- Goal of the exercise: Using the records that follow, copy every line containing the word "Dealers".

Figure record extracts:
• • • •

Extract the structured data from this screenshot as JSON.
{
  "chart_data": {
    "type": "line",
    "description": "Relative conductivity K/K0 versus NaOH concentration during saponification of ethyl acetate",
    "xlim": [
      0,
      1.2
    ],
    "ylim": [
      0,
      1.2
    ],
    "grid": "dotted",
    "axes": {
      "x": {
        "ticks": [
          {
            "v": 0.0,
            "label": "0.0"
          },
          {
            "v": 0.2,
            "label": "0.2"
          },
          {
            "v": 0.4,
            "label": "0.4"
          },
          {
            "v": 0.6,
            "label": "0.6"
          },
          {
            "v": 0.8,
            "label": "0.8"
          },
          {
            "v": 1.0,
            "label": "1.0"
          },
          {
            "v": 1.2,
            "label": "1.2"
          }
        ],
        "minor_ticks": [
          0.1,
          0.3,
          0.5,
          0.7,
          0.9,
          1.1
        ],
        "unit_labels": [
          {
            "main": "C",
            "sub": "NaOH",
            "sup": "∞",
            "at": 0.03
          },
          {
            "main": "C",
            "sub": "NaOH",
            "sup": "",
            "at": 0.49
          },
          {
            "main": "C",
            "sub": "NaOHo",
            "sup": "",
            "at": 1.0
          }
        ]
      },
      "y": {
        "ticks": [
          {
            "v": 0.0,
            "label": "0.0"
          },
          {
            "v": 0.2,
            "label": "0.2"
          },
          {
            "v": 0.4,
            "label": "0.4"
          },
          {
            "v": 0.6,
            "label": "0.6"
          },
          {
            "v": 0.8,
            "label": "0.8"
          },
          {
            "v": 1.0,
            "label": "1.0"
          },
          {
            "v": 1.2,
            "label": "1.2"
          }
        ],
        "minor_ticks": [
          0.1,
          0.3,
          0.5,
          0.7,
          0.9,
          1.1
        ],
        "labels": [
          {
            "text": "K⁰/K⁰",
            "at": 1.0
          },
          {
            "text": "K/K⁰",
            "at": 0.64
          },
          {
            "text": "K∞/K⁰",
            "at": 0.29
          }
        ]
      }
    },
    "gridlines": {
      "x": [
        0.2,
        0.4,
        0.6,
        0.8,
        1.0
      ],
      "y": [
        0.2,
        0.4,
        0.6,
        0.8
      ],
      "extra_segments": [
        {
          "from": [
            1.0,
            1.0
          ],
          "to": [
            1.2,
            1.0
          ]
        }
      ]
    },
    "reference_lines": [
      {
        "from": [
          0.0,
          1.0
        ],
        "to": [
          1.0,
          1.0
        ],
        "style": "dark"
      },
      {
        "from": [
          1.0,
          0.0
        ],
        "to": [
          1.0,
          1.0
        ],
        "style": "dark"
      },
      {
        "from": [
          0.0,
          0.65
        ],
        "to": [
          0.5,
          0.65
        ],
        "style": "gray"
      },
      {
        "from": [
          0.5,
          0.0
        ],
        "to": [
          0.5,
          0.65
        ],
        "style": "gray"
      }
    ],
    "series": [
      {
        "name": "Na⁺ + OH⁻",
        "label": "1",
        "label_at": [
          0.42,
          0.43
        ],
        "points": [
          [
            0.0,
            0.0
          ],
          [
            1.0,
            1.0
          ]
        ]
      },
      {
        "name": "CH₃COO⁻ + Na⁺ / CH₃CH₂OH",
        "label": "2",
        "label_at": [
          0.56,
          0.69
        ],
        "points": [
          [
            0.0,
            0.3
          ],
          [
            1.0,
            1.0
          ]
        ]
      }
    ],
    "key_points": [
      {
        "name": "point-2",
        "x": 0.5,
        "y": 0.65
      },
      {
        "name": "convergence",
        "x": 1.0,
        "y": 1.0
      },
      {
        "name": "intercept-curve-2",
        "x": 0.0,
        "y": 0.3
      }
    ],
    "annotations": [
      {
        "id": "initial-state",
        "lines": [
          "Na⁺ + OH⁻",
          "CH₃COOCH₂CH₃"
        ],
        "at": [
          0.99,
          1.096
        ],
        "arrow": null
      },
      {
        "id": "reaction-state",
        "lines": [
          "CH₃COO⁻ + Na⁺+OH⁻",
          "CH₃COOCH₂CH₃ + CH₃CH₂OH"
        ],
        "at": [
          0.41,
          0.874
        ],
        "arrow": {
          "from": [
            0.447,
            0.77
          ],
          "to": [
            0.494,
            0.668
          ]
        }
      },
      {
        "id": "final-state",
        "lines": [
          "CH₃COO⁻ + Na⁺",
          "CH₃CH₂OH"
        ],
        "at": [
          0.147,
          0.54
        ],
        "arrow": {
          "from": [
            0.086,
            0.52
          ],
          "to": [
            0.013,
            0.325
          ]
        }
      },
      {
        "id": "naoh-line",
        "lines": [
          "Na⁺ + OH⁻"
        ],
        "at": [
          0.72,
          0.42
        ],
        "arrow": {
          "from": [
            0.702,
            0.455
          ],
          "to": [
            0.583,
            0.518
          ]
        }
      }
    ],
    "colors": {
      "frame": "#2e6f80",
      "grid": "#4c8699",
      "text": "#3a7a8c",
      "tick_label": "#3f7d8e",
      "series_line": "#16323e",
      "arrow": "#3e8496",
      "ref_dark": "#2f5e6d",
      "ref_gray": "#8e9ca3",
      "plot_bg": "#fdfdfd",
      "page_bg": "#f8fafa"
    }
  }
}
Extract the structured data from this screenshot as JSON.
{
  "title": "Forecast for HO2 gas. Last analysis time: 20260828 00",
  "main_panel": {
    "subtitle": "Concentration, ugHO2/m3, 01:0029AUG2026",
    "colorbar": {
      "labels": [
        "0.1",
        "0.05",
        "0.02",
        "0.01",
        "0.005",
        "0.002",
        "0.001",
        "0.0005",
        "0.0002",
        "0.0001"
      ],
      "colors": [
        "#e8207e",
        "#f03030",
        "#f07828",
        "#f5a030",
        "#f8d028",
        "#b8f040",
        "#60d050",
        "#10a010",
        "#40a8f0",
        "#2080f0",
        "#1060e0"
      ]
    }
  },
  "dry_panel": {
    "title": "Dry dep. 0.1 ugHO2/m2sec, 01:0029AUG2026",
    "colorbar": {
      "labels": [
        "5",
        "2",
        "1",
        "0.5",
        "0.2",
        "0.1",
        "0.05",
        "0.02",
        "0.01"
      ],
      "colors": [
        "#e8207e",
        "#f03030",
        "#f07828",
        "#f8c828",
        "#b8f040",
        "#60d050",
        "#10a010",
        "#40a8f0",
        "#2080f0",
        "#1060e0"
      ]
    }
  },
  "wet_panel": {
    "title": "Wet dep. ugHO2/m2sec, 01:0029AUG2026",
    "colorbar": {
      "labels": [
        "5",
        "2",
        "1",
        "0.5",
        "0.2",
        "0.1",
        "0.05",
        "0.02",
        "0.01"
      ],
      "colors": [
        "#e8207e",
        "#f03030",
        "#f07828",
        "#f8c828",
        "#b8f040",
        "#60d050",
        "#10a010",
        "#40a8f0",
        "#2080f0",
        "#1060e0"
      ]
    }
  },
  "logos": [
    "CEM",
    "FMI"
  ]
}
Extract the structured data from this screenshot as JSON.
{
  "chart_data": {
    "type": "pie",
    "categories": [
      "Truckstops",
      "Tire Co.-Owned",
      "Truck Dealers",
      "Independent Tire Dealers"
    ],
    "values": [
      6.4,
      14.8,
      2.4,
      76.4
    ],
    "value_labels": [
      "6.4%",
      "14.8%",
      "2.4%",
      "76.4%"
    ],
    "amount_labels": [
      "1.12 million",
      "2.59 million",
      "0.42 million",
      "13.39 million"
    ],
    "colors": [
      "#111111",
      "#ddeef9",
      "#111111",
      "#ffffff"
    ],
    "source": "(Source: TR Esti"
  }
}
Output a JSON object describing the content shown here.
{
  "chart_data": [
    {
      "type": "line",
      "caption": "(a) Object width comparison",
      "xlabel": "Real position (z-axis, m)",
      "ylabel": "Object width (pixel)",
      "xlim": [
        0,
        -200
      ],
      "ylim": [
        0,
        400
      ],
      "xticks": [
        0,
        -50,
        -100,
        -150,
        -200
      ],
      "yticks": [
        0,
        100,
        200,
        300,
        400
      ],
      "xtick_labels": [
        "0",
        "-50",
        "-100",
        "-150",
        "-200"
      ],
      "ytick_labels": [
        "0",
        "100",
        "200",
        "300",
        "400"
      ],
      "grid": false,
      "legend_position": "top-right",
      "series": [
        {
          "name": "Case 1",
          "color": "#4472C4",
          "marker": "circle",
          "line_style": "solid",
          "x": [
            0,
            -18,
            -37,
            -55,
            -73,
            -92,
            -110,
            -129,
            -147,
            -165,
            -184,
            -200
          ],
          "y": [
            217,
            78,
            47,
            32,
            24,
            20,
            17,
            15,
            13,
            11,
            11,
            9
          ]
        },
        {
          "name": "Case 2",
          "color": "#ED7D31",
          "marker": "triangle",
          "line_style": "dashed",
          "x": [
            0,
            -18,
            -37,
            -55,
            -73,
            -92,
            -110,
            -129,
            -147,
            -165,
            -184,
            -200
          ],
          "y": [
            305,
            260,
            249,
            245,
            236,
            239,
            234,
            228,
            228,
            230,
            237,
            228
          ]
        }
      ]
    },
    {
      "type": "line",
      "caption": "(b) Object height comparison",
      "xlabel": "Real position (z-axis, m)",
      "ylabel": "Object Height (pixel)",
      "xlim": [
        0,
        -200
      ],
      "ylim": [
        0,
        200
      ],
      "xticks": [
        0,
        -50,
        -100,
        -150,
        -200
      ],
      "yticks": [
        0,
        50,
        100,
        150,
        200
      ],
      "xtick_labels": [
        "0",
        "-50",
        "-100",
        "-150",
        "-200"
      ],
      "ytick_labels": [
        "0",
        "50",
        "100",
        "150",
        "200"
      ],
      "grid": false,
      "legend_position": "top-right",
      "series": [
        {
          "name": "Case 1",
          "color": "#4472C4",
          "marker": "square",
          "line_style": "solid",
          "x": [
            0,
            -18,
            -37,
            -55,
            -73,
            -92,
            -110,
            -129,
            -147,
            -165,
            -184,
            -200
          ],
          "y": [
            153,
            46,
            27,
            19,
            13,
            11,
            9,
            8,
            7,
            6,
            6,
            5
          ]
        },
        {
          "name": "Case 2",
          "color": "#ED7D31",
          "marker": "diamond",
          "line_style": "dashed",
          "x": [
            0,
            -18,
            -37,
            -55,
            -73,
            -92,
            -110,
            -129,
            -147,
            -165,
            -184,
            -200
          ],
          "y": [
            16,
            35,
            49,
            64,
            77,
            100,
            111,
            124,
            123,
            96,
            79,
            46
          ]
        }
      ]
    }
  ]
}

• • • •

- Exercise solution:
      "Truck Dealers",
      "Independent Tire Dealers"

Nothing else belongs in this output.